# Listing start

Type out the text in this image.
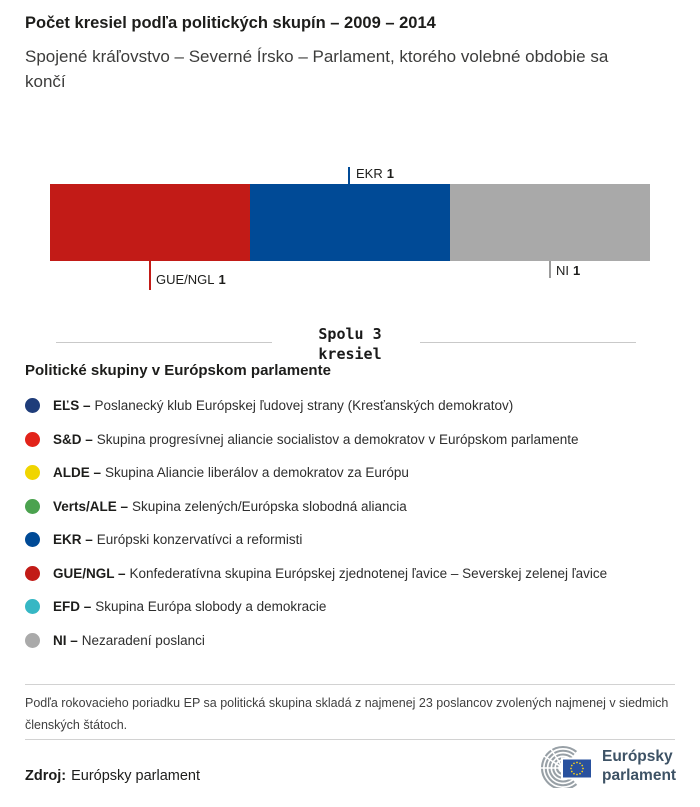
Počet kresiel podľa politických skupín – 2009 – 2014
Spojené kráľovstvo – Severné Írsko – Parlament, ktorého volebné obdobie sa končí
EKR 1
GUE/NGL 1
NI 1
Spolu 3
kresiel
Politické skupiny v Európskom parlamente
EĽS – Poslanecký klub Európskej ľudovej strany (Kresťanských demokratov)
S&D – Skupina progresívnej aliancie socialistov a demokratov v Európskom parlamente
ALDE – Skupina Aliancie liberálov a demokratov za Európu
Verts/ALE – Skupina zelených/Európska slobodná aliancia
EKR – Európski konzervatívci a reformisti
GUE/NGL – Konfederatívna skupina Európskej zjednotenej ľavice – Severskej zelenej ľavice
EFD – Skupina Európa slobody a demokracie
NI – Nezaradení poslanci
Podľa rokovacieho poriadku EP sa politická skupina skladá z najmenej 23 poslancov zvolených najmenej v siedmich členských štátoch.
Zdroj: Európsky parlament
Európsky
parlament
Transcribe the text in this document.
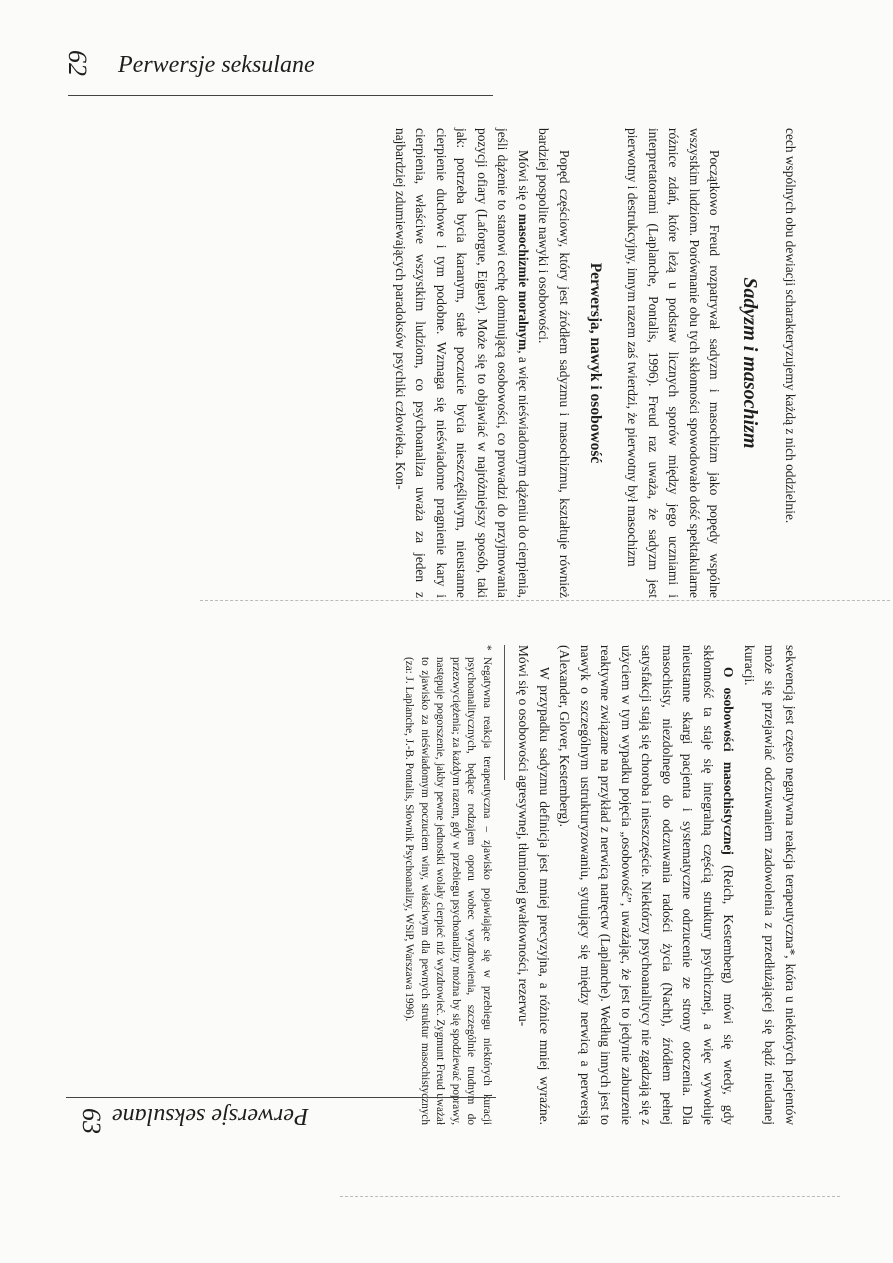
62 Perwersje seksulane

cech wspólnych obu dewiacji scharakteryzujemy każdą z nich oddzielnie.

Sadyzm i masochizm

Początkowo Freud rozpatrywał sadyzm i masochizm jako popędy wspólne wszystkim ludziom. Porównanie obu tych skłonności spowodowało dość spektakularne różnice zdań, które leżą u podstaw licznych sporów między jego uczniami i interpretatorami (Laplanche, Pontalis, 1996). Freud raz uważa, że sadyzm jest pierwotny i destrukcyjny, innym razem zaś twierdzi, że pierwotny był masochizm

Perwersja, nawyk i osobowość

Popęd częściowy, który jest źródłem sadyzmu i masochizmu, kształtuje również bardziej pospolite nawyki i osobowości.

Mówi się o masochizmie moralnym, a więc nieświadomym dążeniu do cierpienia, jeśli dążenie to stanowi cechę dominującą osobowości, co prowadzi do przyjmowania pozycji ofiary (Laforgue, Eiguer). Może się to objawiać w najróżniejszy sposób, taki jak: potrzeba bycia karanym, stałe poczucie bycia nieszczęśliwym, nieustanne cierpienie duchowe i tym podobne. Wzmaga się nieświadome pragnienie kary i cierpienia, właściwe wszystkim ludziom, co psychoanaliza uważa za jeden z najbardziej zdumiewających paradoksów psychiki człowieka. Kon-

sekwencją jest często negatywna reakcja terapeutyczna*, która u niektórych pacjentów może się przejawiać odczuwaniem zadowolenia z przedłużającej się bądź nieudanej kuracji.

O osobowości masochistycznej (Reich, Kestemberg) mówi się wtedy, gdy skłonność ta staje się integralną częścią struktury psychicznej, a więc wywołuje nieustanne skargi pacjenta i systematyczne odrzucenie ze strony otoczenia. Dla masochisty, niezdolnego do odczuwania radości życia (Nacht), źródłem pełnej satysfakcji stają się choroba i nieszczęście. Niektórzy psychoanalitycy nie zgadzają się z użyciem w tym wypadku pojęcia „osobowość”, uważając, że jest to jedynie zaburzenie reaktywne związane na przykład z nerwicą natręctw (Laplanche). Według innych jest to nawyk o szczególnym ustrukturyzowaniu, sytuujący się między nerwicą a perwersją (Alexander, Glover, Kestemberg).

W przypadku sadyzmu definicja jest mniej precyzyjna, a różnice mniej wyraźne. Mówi się o osobowości agresywnej, tłumionej gwałtowności, rezerwu-

*
Negatywna reakcja terapeutyczna – zjawisko pojawiające się w przebiegu niektórych kuracji psychoanalitycznych, będące rodzajem oporu wobec wyzdrowienia, szczególnie trudnym do przezwyciężenia; za każdym razem, gdy w przebiegu psychoanalizy można by się spodziewać poprawy, następuje pogorszenie, jakby pewne jednostki wolały cierpieć niż wyzdrowieć. Zygmunt Freud uważał to zjawisko za nieświadomym poczuciem winy, właściwym dla pewnych struktur masochistycznych (za: J. Laplanche, J.-B. Pontalis, Słownik Psychoanalizy, WSiP, Warszawa 1996).

Perwersje seksulane
63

# Listing end

# [Directions]
Show each line holding the word "Európskej".

# [Written response]
EĽS – Poslanecký klub Európskej ľudovej strany (Kresťanských demokratov)
GUE/NGL – Konfederatívna skupina Európskej zjednotenej ľavice – Severskej zelenej ľavice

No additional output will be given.